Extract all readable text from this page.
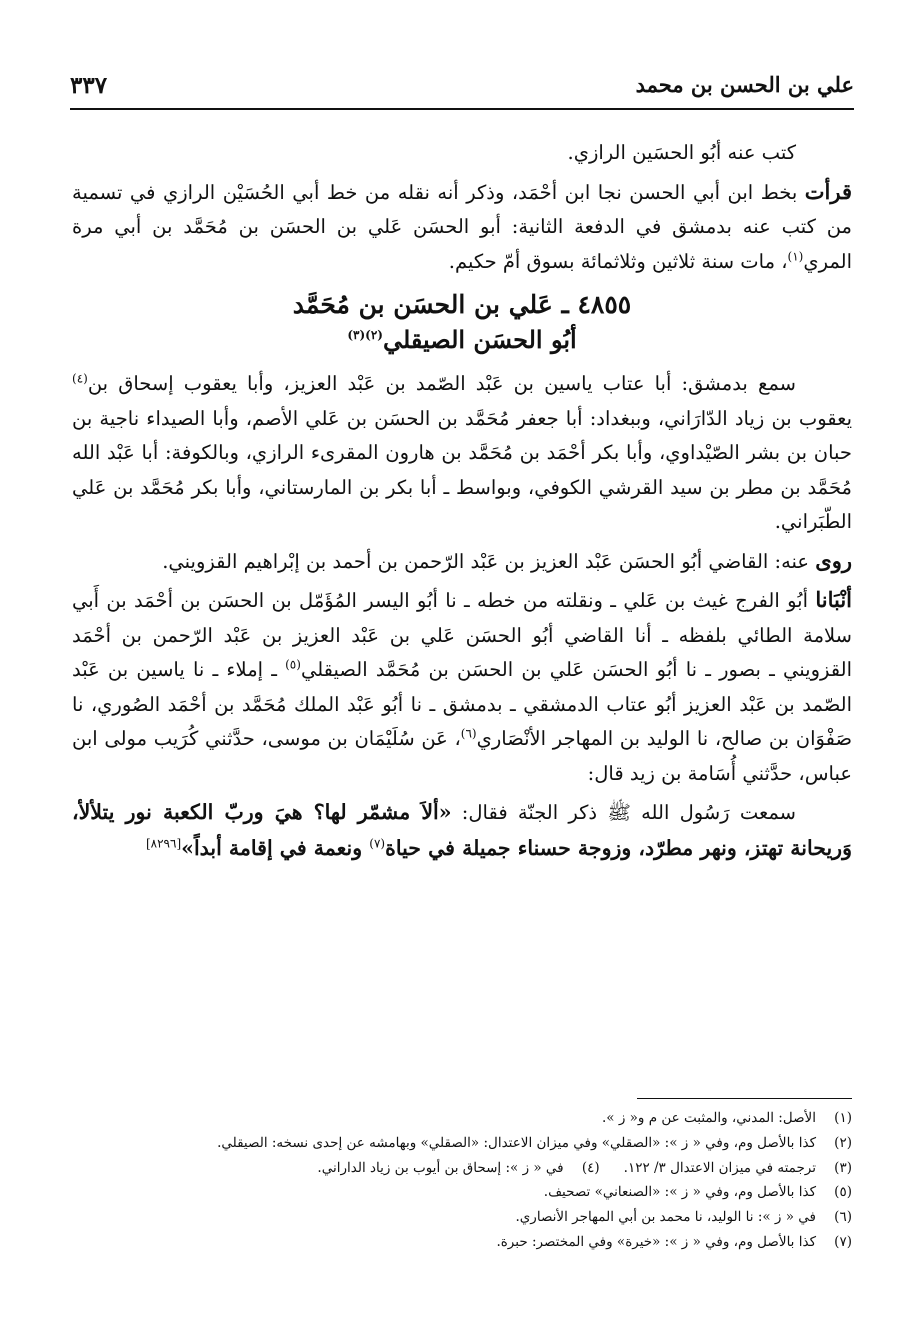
علي بن الحسن بن محمد
٣٣٧

كتب عنه أبُو الحسَين الرازي.

قرأت بخط ابن أبي الحسن نجا ابن أحْمَد، وذكر أنه نقله من خط أبي الحُسَيْن الرازي في تسمية من كتب عنه بدمشق في الدفعة الثانية: أبو الحسَن عَلي بن الحسَن بن مُحَمَّد بن أبي مرة المري$^{(١)}$، مات سنة ثلاثين وثلاثمائة بسوق أمّ حكيم.

٤٨٥٥ ـ عَلي بن الحسَن بن مُحَمَّد
أبُو الحسَن الصيقلي$^{(٢)(٣)}$

سمع بدمشق: أبا عتاب ياسين بن عَبْد الصّمد بن عَبْد العزيز، وأبا يعقوب إسحاق بن$^{(٤)}$ يعقوب بن زياد الدّارَاني، وببغداد: أبا جعفر مُحَمَّد بن الحسَن بن عَلي الأصم، وأبا الصيداء ناجية بن حبان بن بشر الصّيْداوي، وأبا بكر أحْمَد بن مُحَمَّد بن هارون المقرىء الرازي، وبالكوفة: أبا عَبْد الله مُحَمَّد بن مطر بن سيد القرشي الكوفي، وبواسط ـ أبا بكر بن المارستاني، وأبا بكر مُحَمَّد بن عَلي الطّبَراني.

روى عنه: القاضي أبُو الحسَن عَبْد العزيز بن عَبْد الرّحمن بن أحمد بن إبْراهيم القزويني.

أنْبَانا أبُو الفرج غيث بن عَلي ـ ونقلته من خطه ـ نا أبُو اليسر المُؤَمّل بن الحسَن بن أحْمَد بن أَبي سلامة الطائي بلفظه ـ أنا القاضي أبُو الحسَن عَلي بن عَبْد العزيز بن عَبْد الرّحمن بن أحْمَد القزويني ـ بصور ـ نا أبُو الحسَن عَلي بن الحسَن بن مُحَمَّد الصيقلي$^{(٥)}$ ـ إملاء ـ نا ياسين بن عَبْد الصّمد بن عَبْد العزيز أبُو عتاب الدمشقي ـ بدمشق ـ نا أبُو عَبْد الملك مُحَمَّد بن أحْمَد الصُوري، نا صَفْوَان بن صالح، نا الوليد بن المهاجر الأنْصَاري$^{(٦)}$، عَن سُلَيْمَان بن موسى، حدَّثني كُرَيب مولى ابن عباس، حدَّثني أُسَامة بن زيد قال:

سمعت رَسُول الله ﷺ ذكر الجنّة فقال: «ألاَ مشمّر لها؟ هيَ وربّ الكعبة نور يتلألأ، وَريحانة تهتز، ونهر مطرّد، وزوجة حسناء جميلة في حياة$^{(٧)}$ ونعمة في إقامة أبداً»[٨٢٩٦]

(١)
الأصل: المدني، والمثبت عن م و« ز ».
(٢)
كذا بالأصل وم، وفي « ز »: «الصقلي» وفي ميزان الاعتدال: «الصقلي» وبهامشه عن إحدى نسخه: الصيقلي.
(٣)
ترجمته في ميزان الاعتدال ٣/ ١٢٢.
(٤)
في « ز »: إسحاق بن أيوب بن زياد الداراني.
(٥)
كذا بالأصل وم، وفي « ز »: «الصنعاني» تصحيف.
(٦)
في « ز »: نا الوليد، نا محمد بن أبي المهاجر الأنصاري.
(٧)
كذا بالأصل وم، وفي « ز »: «خيرة» وفي المختصر: حبرة.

┄┄┄┄┄┄┄┄┄┄

Which lines in the listing above hold the word "ياسين"? Show each of them.

PROBLEM SOLUTION →
سمع بدمشق: أبا عتاب ياسين بن عَبْد الصّمد بن عَبْد العزيز، وأبا يعقوب إسحاق بن$^{(٤)}$ يعقوب بن زياد الدّارَاني، وببغداد: أبا جعفر مُحَمَّد بن الحسَن بن عَلي الأصم، وأبا الصيداء ناجية بن حبان بن بشر الصّيْداوي، وأبا بكر أحْمَد بن مُحَمَّد بن هارون المقرىء الرازي، وبالكوفة: أبا عَبْد الله مُحَمَّد بن مطر بن سيد القرشي الكوفي، وبواسط ـ أبا بكر بن المارستاني، وأبا بكر مُحَمَّد بن عَلي الطّبَراني.
أنْبَانا أبُو الفرج غيث بن عَلي ـ ونقلته من خطه ـ نا أبُو اليسر المُؤَمّل بن الحسَن بن أحْمَد بن أَبي سلامة الطائي بلفظه ـ أنا القاضي أبُو الحسَن عَلي بن عَبْد العزيز بن عَبْد الرّحمن بن أحْمَد القزويني ـ بصور ـ نا أبُو الحسَن عَلي بن الحسَن بن مُحَمَّد الصيقلي$^{(٥)}$ ـ إملاء ـ نا ياسين بن عَبْد الصّمد بن عَبْد العزيز أبُو عتاب الدمشقي ـ بدمشق ـ نا أبُو عَبْد الملك مُحَمَّد بن أحْمَد الصُوري، نا صَفْوَان بن صالح، نا الوليد بن المهاجر الأنْصَاري$^{(٦)}$، عَن سُلَيْمَان بن موسى، حدَّثني كُرَيب مولى ابن عباس، حدَّثني أُسَامة بن زيد قال:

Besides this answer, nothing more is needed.